_Work to be completed:_
Copy out each line of the listing that has the word "JSON" in it.

[Figure contents as structured data]
--- Start ---

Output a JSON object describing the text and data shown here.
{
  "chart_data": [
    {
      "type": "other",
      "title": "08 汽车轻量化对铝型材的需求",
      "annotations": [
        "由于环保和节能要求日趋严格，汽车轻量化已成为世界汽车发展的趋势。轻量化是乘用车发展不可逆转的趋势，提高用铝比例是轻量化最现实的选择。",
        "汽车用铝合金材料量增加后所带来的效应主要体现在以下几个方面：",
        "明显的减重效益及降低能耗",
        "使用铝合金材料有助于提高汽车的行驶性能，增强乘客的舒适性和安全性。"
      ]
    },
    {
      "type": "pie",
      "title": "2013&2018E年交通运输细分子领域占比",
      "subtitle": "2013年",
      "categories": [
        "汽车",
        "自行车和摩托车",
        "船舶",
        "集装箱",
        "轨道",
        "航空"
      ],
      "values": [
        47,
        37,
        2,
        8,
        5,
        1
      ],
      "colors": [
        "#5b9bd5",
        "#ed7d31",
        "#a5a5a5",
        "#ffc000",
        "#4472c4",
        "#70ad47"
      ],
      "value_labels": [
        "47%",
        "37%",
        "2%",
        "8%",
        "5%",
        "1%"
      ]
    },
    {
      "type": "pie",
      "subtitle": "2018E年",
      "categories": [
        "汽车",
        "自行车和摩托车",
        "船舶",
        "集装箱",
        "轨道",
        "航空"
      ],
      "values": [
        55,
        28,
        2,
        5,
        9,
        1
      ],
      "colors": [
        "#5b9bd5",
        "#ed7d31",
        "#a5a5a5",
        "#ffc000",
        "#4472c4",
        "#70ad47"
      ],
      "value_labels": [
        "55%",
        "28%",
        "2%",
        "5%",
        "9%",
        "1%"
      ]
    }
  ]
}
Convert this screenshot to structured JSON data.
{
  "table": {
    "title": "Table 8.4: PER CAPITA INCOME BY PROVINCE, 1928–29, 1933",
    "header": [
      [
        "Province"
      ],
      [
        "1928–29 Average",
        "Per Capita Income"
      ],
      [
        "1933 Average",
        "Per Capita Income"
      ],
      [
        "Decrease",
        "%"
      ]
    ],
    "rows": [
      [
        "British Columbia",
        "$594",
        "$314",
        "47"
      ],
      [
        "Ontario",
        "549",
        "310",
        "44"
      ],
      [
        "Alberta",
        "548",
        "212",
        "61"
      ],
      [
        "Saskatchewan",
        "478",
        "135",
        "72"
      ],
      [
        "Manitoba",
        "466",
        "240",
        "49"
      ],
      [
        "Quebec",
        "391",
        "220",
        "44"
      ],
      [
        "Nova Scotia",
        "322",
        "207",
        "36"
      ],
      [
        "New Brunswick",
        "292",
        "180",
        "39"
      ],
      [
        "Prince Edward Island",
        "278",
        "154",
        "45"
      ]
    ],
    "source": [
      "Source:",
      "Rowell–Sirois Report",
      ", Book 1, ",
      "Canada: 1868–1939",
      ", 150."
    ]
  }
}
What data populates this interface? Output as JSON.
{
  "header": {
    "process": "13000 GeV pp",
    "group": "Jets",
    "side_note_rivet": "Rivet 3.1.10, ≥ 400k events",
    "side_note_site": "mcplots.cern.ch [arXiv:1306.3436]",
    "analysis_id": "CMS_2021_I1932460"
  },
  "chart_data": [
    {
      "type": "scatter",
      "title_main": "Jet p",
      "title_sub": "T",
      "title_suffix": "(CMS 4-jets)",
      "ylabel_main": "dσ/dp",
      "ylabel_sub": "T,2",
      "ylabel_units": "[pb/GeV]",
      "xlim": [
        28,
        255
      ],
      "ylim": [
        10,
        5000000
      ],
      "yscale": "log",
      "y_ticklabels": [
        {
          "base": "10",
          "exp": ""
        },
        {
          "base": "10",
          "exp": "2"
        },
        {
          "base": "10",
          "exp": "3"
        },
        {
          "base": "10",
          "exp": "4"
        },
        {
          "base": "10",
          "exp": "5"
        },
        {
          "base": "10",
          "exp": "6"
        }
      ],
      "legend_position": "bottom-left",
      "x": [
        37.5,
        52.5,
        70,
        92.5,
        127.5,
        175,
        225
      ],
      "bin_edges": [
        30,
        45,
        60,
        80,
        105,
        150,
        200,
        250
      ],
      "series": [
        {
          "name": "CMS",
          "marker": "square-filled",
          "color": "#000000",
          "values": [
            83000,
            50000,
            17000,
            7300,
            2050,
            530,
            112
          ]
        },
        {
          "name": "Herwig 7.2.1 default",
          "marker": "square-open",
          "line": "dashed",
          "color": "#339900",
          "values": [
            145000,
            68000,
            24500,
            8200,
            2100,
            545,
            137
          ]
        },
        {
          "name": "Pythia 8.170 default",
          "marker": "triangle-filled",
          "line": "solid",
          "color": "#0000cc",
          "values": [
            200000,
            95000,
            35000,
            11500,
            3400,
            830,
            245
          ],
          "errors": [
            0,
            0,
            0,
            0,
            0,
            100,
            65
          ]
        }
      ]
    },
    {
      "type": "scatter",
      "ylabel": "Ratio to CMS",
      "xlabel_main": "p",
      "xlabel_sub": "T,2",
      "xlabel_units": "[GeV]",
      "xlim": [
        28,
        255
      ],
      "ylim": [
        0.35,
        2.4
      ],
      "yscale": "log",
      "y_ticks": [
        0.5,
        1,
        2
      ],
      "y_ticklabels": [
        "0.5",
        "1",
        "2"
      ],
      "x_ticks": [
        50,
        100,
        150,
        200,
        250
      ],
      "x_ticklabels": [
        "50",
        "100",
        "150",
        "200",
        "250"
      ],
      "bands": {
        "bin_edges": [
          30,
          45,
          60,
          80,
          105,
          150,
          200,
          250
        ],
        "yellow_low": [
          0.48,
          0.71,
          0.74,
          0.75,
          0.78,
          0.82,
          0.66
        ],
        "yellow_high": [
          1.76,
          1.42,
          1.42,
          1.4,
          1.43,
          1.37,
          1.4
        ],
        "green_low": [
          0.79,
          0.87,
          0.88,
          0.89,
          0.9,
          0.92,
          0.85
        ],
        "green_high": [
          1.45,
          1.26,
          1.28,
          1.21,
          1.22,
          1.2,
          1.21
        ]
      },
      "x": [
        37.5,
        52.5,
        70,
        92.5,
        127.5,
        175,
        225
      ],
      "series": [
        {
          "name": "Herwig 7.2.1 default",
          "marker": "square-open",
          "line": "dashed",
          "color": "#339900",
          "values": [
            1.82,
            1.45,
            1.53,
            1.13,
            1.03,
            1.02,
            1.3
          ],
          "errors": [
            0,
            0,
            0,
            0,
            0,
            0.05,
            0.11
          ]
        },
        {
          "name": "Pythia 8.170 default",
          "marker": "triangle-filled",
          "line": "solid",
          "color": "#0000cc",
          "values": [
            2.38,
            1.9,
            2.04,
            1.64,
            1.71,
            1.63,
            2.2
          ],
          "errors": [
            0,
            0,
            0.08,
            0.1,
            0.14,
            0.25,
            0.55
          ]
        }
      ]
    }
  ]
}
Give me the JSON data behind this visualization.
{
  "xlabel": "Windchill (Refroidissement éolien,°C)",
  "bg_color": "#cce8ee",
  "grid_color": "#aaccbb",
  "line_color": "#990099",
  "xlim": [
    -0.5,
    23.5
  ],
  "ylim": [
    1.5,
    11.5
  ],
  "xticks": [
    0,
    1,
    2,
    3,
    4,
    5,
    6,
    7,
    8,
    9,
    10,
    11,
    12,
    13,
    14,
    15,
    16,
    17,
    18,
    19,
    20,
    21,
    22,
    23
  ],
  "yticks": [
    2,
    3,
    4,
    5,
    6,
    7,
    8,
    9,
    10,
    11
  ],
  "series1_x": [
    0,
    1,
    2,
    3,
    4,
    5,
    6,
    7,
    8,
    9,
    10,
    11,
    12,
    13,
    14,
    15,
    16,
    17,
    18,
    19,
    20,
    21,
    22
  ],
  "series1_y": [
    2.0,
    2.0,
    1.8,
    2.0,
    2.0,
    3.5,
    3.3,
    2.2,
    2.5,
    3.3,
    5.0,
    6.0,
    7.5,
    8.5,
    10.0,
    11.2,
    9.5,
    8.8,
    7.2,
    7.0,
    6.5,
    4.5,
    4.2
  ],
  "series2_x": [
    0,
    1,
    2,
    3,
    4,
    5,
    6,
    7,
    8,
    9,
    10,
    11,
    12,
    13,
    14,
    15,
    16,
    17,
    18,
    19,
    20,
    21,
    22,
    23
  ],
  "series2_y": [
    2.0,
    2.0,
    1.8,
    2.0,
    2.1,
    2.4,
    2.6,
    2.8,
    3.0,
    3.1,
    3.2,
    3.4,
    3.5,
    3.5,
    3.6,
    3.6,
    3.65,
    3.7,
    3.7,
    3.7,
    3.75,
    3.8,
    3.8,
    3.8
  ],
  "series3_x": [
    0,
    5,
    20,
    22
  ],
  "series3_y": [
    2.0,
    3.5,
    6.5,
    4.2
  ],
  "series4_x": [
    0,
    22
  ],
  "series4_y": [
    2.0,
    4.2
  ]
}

--- End ---

_The response:_
Output a JSON object describing the text and data shown here.
Convert this screenshot to structured JSON data.
What data populates this interface? Output as JSON.
Give me the JSON data behind this visualization.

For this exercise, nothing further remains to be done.